**RECORDS SUPPLIED**
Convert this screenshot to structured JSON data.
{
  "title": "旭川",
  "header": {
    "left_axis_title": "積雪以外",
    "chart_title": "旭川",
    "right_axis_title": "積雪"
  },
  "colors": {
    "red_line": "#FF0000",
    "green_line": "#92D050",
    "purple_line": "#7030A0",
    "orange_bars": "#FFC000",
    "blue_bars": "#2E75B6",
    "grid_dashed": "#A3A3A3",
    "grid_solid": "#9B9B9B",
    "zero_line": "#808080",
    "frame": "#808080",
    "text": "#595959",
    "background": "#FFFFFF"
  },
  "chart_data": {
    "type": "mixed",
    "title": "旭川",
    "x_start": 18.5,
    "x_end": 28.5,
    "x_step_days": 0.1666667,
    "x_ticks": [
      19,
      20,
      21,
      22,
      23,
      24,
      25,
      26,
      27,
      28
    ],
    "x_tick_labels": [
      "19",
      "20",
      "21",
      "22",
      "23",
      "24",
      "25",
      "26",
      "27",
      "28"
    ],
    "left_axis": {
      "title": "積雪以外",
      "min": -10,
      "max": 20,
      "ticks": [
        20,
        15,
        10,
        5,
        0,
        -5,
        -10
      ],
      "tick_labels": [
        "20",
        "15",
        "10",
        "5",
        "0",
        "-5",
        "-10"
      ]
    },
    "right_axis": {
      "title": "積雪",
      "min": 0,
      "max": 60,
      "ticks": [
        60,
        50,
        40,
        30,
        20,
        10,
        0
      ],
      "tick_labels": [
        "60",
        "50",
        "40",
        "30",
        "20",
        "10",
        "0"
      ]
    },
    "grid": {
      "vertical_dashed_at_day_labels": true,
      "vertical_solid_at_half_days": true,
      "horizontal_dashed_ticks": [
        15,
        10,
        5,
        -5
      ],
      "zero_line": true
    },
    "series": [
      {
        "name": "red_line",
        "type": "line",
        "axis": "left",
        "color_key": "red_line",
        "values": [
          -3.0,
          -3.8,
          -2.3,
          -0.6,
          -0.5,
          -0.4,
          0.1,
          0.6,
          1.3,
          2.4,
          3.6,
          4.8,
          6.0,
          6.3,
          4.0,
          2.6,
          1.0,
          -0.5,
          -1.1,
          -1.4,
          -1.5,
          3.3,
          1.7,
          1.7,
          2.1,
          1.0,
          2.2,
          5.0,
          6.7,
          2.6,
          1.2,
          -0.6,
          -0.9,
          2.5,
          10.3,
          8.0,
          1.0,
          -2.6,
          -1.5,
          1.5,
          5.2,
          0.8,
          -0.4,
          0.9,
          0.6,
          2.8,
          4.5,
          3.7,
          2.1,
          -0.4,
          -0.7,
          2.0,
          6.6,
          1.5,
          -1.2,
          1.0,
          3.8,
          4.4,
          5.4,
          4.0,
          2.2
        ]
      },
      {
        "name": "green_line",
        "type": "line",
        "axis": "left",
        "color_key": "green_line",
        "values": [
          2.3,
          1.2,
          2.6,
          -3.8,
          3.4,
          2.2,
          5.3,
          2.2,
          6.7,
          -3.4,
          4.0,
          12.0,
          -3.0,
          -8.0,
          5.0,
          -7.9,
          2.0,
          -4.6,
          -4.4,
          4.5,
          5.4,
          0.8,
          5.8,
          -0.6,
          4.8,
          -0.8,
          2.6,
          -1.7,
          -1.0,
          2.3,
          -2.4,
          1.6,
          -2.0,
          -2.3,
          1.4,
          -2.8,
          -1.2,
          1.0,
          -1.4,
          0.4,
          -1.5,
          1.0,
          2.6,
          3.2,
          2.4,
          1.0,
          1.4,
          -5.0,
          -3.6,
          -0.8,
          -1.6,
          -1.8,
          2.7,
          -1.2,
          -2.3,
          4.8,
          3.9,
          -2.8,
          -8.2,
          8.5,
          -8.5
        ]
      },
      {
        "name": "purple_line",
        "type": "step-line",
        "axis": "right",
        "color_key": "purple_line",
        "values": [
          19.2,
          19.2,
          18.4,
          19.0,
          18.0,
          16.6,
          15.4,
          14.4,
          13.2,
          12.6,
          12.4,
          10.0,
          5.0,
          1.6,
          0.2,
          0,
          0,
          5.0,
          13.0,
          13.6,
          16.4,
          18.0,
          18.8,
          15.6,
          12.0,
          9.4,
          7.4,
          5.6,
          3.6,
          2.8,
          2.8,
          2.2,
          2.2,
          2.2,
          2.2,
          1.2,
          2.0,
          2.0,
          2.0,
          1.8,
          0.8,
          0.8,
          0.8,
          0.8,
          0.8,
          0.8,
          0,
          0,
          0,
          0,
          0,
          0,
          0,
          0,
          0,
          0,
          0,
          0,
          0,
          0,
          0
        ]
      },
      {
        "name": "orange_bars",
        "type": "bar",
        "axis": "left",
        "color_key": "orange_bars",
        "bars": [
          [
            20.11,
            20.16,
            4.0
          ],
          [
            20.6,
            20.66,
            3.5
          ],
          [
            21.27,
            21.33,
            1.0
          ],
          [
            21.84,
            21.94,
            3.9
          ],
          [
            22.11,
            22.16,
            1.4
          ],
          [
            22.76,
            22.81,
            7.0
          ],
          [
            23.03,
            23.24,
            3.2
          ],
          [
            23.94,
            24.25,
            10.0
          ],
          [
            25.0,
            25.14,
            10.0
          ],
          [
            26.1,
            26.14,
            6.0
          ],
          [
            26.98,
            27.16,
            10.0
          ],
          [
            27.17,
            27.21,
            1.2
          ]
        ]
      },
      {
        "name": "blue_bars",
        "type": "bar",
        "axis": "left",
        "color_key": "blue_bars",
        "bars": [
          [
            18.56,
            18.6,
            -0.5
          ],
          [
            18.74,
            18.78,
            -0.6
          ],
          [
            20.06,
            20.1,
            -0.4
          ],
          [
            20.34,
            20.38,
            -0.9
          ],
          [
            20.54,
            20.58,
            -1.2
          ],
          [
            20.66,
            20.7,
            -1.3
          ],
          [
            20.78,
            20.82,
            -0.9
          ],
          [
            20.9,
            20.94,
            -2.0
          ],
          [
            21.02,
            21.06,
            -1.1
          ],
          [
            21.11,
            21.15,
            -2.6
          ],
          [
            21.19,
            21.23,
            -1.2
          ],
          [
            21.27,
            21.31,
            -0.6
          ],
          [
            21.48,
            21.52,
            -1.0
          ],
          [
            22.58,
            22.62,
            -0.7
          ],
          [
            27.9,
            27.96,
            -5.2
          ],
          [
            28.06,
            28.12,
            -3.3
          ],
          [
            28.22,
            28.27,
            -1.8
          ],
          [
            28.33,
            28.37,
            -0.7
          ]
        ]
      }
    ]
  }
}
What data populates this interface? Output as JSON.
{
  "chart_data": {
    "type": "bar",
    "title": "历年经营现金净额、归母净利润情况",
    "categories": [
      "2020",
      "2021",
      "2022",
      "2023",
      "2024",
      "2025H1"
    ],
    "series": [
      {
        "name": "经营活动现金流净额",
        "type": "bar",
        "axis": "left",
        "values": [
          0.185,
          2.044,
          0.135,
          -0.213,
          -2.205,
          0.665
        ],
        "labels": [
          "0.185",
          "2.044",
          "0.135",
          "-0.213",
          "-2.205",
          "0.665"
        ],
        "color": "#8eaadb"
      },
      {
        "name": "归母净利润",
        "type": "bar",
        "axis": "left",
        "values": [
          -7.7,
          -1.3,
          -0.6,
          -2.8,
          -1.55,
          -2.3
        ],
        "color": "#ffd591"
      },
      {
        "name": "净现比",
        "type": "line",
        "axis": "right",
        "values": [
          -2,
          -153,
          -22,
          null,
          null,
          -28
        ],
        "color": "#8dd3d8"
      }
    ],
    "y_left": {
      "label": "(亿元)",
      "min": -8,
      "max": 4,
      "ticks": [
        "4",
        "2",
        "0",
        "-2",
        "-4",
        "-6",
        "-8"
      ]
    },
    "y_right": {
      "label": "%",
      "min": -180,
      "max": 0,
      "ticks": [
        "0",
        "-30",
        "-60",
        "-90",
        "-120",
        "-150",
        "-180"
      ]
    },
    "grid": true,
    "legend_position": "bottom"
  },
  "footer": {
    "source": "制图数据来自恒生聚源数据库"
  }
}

**EXERCISE**
From the data above, copy each line that has the string "JSON".

**FULL OUTPUT**
Convert this screenshot to structured JSON data.
What data populates this interface? Output as JSON.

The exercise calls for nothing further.